**JOB:**
Each line containing the word "gamwichayanee" should be found and copied.

**GIVEN ENTRIES:**
☆ ☆ ☆ ☆
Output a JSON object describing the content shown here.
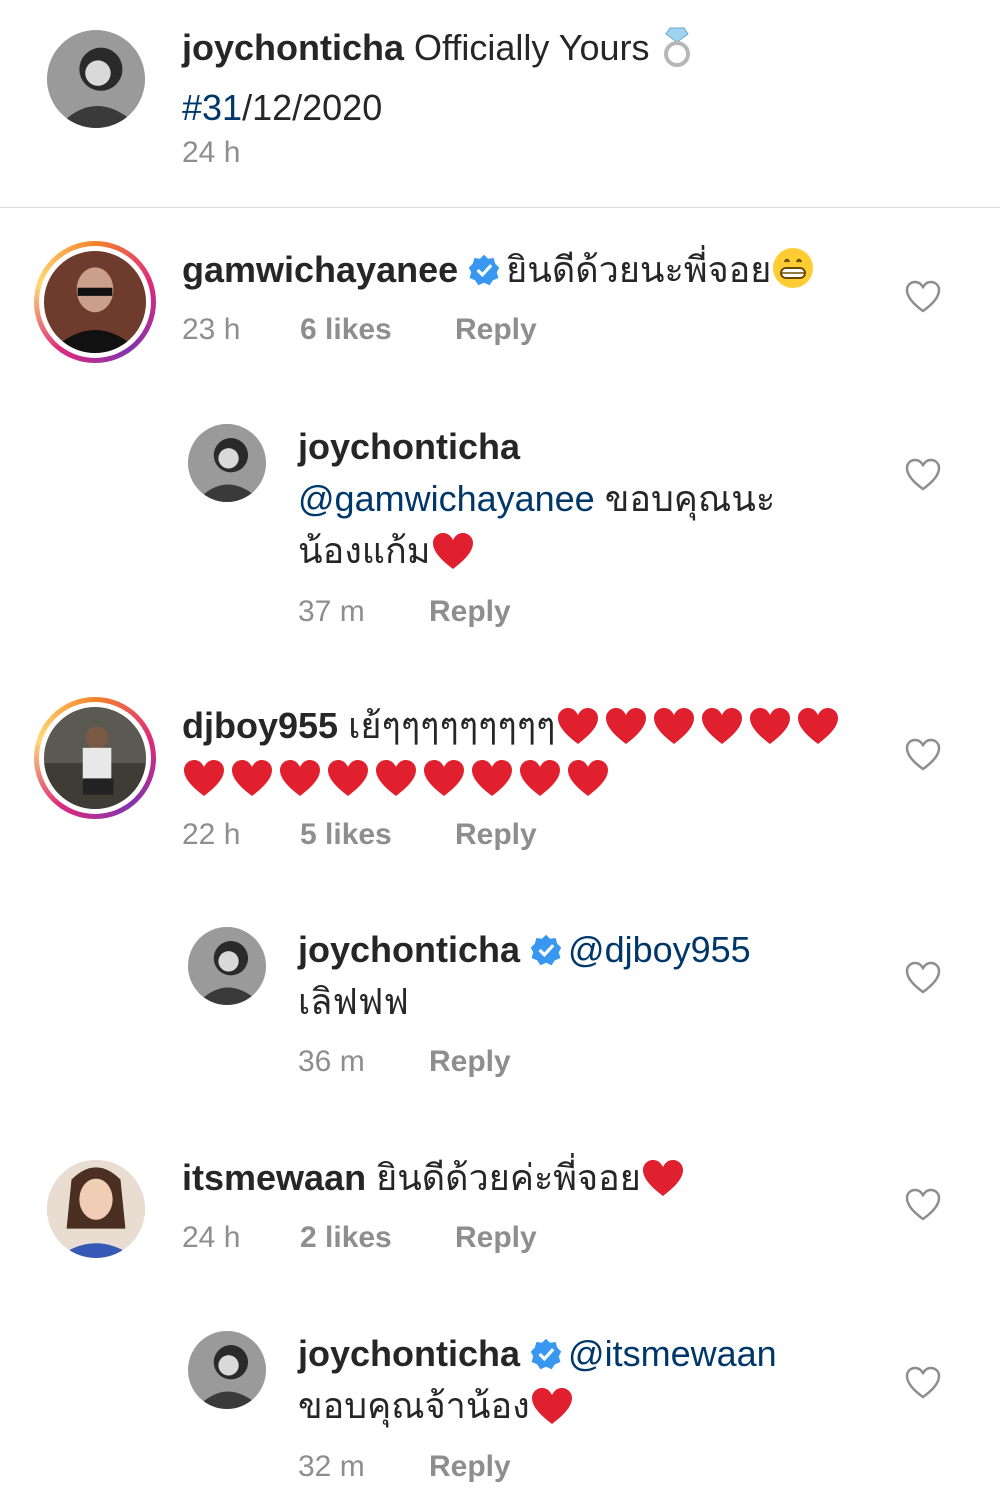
{
  "caption": {
    "username": "joychonticha",
    "text": "Officially Yours",
    "hashtag": "#31",
    "date_rest": "/12/2020",
    "time": "24 h",
    "ring_icon": "ring-emoji"
  },
  "comments": [
    {
      "username": "gamwichayanee",
      "verified": true,
      "text": "ยินดีด้วยนะพี่จอย",
      "emoji": "grinning-face",
      "time": "23 h",
      "likes": "6 likes",
      "reply": "Reply"
    },
    {
      "username": "joychonticha",
      "mention": "@gamwichayanee",
      "text_line1": "ขอบคุณนะ",
      "text_line2": "น้องแก้ม",
      "time": "37 m",
      "reply": "Reply"
    },
    {
      "username": "djboy955",
      "text": "เย้ๆๆๆๆๆๆๆๆๆ",
      "hearts_line1": 6,
      "hearts_line2": 9,
      "time": "22 h",
      "likes": "5 likes",
      "reply": "Reply"
    },
    {
      "username": "joychonticha",
      "verified": true,
      "mention": "@djboy955",
      "text": "เลิฟฟฟ",
      "time": "36 m",
      "reply": "Reply"
    },
    {
      "username": "itsmewaan",
      "text": "ยินดีด้วยค่ะพี่จอย",
      "time": "24 h",
      "likes": "2 likes",
      "reply": "Reply"
    },
    {
      "username": "joychonticha",
      "verified": true,
      "mention": "@itsmewaan",
      "text": "ขอบคุณจ้าน้อง",
      "time": "32 m",
      "reply": "Reply"
    }
  ],
  "colors": {
    "text": "#262626",
    "meta": "#8e8e8e",
    "link": "#00376b",
    "verified": "#3897f0",
    "heart": "#e0202f"
  }
}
☆ ☆ ☆ ☆
**RESULT FOR THIS EXERCISE:**
      "username": "gamwichayanee",
      "mention": "@gamwichayanee",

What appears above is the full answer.